§ **What is required**: List, from the lines below, each one with "DOOR" in it.

[Entries from a dataset]
• • • •
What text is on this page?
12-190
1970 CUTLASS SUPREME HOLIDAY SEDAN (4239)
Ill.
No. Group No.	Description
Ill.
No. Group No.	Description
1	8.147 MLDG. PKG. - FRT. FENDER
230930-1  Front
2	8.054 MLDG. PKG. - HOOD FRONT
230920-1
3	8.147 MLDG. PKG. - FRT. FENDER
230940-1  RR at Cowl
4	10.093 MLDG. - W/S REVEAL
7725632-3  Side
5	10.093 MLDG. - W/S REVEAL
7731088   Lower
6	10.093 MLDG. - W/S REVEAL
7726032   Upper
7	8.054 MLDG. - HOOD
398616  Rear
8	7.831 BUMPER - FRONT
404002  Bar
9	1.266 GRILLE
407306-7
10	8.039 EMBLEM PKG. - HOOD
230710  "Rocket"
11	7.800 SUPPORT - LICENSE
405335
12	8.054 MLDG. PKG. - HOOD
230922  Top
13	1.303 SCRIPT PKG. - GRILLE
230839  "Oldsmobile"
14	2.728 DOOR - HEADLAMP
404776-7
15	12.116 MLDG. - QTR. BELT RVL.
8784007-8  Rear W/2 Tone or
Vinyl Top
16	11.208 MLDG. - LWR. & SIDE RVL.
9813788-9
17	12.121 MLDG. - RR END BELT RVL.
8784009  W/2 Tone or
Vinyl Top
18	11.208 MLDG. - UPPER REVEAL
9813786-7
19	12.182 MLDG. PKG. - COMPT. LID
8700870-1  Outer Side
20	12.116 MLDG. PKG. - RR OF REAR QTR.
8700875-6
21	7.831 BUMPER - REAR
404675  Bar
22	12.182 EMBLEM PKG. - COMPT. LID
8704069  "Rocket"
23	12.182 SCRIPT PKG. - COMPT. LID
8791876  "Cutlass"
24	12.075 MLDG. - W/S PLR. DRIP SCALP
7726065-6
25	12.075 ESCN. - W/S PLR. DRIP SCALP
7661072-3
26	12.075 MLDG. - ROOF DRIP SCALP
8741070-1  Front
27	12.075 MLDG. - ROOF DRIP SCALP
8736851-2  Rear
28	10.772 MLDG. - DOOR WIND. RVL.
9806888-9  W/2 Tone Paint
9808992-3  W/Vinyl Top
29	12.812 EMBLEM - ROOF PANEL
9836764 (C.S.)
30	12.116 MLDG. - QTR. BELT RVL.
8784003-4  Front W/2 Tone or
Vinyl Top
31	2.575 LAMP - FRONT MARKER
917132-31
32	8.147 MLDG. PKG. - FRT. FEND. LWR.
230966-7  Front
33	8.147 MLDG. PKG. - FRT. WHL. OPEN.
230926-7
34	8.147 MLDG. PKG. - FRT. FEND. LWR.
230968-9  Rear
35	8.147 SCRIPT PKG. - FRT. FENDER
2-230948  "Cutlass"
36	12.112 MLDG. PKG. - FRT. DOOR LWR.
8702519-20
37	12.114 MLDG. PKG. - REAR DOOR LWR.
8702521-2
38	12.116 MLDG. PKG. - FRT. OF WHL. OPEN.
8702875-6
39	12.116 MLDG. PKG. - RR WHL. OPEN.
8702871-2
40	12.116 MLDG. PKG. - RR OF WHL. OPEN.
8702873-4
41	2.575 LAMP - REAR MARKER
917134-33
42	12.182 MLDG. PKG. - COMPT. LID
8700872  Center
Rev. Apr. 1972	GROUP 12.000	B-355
• • • •
§ **Output below**:
14	2.728 DOOR - HEADLAMP
28	10.772 MLDG. - DOOR WIND. RVL.
36	12.112 MLDG. PKG. - FRT. DOOR LWR.
37	12.114 MLDG. PKG. - REAR DOOR LWR.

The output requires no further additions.